— Qué se pide —
¿Concuerdan con el fragmento sobre las elites y los gobiernos las siguientes afirmaciones? (a) El fragmento considera un avance político que los modelos societales de las elites no tengan posibilidades de despliegue. (b) Las fricciones dentro de las coaliciones gubernamentales giran en torno a mapas conceptuales distintos. (c) Entre los casos de fricción, el fragmento menciona uno entre el Gobierno y la CGT en Argentina. Responda sí o no a cada una y cite textualmente las palabras del fragmento que lo deciden.

— Fragmento proporcionado —
* * * * *

5 Estas fórmulas, que luchan espiritualmente con otras no tan auspiciosas y también debitables a los gobiernos en cuestión, atraviesan los imaginarios sociales y se incorporan a los universos simbólicos de la ciudadanía, orientan y organizan la absorción de las interpretaciones circulantes: de alguna manera, se constituyen en las barreras ideológicas que encuentran las elites para imponer sus ideas. No se trata, como dice Beatriz Sarlo, de una simple “batalla cultural”; debe reconocerse como un avance político el hecho de que los modelos societales de las elites estén sin posibilidades de despliegue y capilaridad. Esto no anula la debilidad y la inorganicidad con que se dan los cambios, o que aparezcan fricciones al interior de las coaliciones gubernamentales: sucede en Ecuador con Alianza País y los movimientos sociales, con Dilma Rousseff y la bancada parlamentaria del PMDB, o entre el Gobierno y la CGT en Argentina. Pero estas fricciones no son en torno de otros mapas conceptuales, como quisieran los medios de comunicación conservadores y las elites, sino al interior de un mismo cuadro de ideas –asumidos con mayor o menor honestidad por los actores–, precisamente aquel que, puesto en movimiento, genera una antielitización de los lenguajes por lo bajo.

* * * * *

— Material proporcionado —
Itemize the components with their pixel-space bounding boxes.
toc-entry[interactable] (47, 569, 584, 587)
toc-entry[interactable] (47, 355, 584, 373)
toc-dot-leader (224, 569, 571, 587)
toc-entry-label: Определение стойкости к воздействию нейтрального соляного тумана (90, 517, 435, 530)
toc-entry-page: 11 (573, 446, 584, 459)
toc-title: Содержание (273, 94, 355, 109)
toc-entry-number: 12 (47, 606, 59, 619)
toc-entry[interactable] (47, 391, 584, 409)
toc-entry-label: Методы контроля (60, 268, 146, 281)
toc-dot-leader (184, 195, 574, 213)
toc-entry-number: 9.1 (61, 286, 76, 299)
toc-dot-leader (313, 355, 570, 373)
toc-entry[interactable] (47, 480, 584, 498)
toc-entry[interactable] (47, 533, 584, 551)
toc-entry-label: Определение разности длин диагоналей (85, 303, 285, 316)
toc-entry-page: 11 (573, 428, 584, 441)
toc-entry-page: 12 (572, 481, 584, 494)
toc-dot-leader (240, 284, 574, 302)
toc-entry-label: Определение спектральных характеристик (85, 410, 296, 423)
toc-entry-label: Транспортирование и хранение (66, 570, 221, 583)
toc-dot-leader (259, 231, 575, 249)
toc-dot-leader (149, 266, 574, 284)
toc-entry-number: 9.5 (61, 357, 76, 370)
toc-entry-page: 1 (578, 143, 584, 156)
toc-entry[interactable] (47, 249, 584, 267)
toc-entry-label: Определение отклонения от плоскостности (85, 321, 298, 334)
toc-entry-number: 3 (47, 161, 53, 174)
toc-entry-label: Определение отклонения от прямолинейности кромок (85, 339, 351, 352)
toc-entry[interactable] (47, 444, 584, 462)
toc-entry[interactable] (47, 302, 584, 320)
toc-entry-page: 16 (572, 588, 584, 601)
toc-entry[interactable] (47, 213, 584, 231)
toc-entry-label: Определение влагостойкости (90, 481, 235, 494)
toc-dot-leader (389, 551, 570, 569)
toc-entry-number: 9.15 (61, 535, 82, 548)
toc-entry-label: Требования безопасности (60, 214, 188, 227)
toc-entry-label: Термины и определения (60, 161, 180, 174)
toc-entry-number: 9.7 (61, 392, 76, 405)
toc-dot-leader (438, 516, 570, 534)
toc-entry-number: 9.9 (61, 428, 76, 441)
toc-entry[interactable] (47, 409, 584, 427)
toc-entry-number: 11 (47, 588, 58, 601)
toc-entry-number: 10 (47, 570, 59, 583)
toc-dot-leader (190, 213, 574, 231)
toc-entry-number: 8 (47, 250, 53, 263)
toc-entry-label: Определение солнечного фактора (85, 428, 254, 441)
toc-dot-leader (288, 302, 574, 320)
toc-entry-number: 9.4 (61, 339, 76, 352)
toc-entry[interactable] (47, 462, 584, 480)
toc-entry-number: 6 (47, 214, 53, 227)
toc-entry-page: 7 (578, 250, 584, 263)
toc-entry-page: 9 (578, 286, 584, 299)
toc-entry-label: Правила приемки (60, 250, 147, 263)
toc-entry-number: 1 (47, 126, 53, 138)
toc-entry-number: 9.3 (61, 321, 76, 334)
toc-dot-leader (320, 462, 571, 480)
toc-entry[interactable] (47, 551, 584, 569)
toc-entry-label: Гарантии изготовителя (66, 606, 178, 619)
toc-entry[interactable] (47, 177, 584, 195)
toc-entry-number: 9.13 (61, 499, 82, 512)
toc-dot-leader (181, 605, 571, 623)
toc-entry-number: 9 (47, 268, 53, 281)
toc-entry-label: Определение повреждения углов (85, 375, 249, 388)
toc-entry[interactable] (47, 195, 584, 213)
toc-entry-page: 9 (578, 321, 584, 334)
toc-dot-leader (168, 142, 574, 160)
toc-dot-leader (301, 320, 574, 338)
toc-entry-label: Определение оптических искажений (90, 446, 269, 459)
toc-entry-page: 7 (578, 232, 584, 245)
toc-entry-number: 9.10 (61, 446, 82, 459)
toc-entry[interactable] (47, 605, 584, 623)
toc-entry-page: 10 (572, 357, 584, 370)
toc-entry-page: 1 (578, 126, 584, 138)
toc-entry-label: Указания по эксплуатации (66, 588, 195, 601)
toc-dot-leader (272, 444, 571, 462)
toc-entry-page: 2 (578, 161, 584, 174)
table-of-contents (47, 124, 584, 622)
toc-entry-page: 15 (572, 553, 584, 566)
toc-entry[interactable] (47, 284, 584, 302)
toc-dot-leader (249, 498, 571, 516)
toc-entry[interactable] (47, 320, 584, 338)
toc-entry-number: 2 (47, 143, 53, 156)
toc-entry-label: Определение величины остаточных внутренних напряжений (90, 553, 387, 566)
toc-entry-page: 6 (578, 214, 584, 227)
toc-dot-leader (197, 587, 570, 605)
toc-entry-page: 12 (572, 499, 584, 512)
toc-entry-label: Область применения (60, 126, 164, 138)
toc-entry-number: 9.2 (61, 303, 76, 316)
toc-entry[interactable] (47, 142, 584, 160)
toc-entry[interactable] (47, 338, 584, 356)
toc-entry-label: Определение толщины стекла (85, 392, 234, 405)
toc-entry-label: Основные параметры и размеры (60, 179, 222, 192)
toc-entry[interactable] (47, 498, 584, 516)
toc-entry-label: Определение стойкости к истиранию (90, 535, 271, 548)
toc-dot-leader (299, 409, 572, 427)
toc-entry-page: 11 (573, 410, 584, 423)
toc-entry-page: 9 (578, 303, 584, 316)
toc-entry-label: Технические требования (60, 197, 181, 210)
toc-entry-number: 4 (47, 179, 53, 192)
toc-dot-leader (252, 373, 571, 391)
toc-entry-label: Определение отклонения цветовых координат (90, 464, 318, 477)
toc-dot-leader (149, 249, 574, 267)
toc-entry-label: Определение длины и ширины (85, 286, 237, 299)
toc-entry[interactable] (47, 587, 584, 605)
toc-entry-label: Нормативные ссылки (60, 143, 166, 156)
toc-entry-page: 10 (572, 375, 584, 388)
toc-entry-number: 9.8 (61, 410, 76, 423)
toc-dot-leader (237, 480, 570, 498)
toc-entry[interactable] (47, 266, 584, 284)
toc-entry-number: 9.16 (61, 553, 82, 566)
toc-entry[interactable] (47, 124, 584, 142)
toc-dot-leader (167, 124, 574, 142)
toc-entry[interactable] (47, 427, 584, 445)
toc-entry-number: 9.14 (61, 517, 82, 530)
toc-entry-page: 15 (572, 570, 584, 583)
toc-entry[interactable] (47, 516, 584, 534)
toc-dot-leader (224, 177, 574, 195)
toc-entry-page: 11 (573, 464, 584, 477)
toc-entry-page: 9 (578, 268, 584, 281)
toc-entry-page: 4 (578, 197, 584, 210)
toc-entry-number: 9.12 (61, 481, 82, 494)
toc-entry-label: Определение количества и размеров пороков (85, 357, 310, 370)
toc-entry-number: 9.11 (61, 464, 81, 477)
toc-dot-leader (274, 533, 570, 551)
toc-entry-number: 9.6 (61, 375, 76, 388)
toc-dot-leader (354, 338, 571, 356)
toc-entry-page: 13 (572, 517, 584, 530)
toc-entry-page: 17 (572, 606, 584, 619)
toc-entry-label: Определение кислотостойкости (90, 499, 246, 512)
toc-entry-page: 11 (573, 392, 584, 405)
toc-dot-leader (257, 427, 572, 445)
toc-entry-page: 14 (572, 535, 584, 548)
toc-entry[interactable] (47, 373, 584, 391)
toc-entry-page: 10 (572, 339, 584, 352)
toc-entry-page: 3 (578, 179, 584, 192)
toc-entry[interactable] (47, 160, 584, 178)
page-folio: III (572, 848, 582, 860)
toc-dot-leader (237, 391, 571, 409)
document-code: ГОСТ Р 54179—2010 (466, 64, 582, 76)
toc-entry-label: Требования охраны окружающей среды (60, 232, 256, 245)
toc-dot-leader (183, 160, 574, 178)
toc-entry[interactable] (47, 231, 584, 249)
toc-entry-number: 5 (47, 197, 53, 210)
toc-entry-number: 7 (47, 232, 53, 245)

* * * * *

— Respuesta —
(a) Sí: "debe reconocerse como un avance político el hecho de que los modelos societales de las elites estén sin posibilidades de despliegue y capilaridad".
(b) No: "estas fricciones no son en torno de otros mapas conceptuales".
(c) Sí: "o entre el Gobierno y la CGT en Argentina".